YOUR INSTRUCTIONS>
Take the material below and retype it in full; pictures are left out.

(Collection entries)
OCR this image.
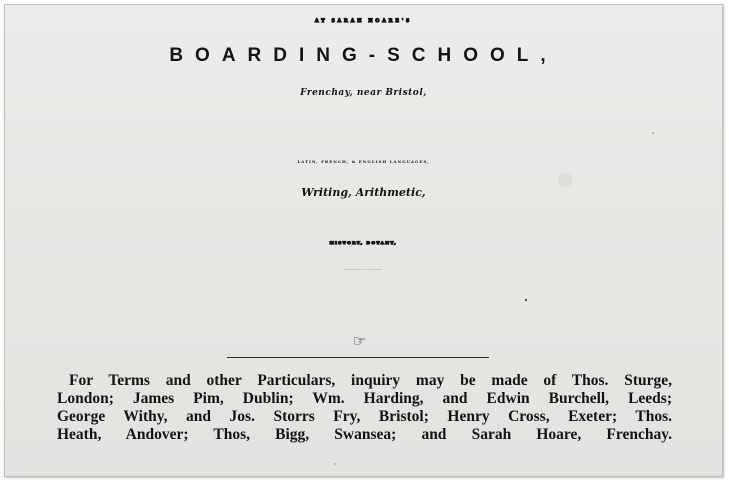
AT SARAH HOARE'S
BOARDING-SCHOOL,
Frenchay, near Bristol,
LATIN, FRENCH, & ENGLISH LANGUAGES,
Writing, Arithmetic,
HISTORY, BOTANY,
With other Branches of Natural History,
☞
For Terms and other Particulars, inquiry may be made of Thos. Sturge,
London; James Pim, Dublin; Wm. Harding, and Edwin Burchell, Leeds;
George Withy, and Jos. Storrs Fry, Bristol; Henry Cross, Exeter; Thos.
Heath, Andover; Thos, Bigg, Swansea; and Sarah Hoare, Frenchay.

COMPLETE OUTPUT>
OCR this image.
AT SARAH HOARE'S
BOARDING-SCHOOL,
Frenchay, near Bristol,
LATIN, FRENCH, & ENGLISH LANGUAGES,
Writing, Arithmetic,
HISTORY, BOTANY,
With other Branches of Natural History,
☞
For Terms and other Particulars, inquiry may be made of Thos. Sturge,
London; James Pim, Dublin; Wm. Harding, and Edwin Burchell, Leeds;
George Withy, and Jos. Storrs Fry, Bristol; Henry Cross, Exeter; Thos.
Heath, Andover; Thos, Bigg, Swansea; and Sarah Hoare, Frenchay.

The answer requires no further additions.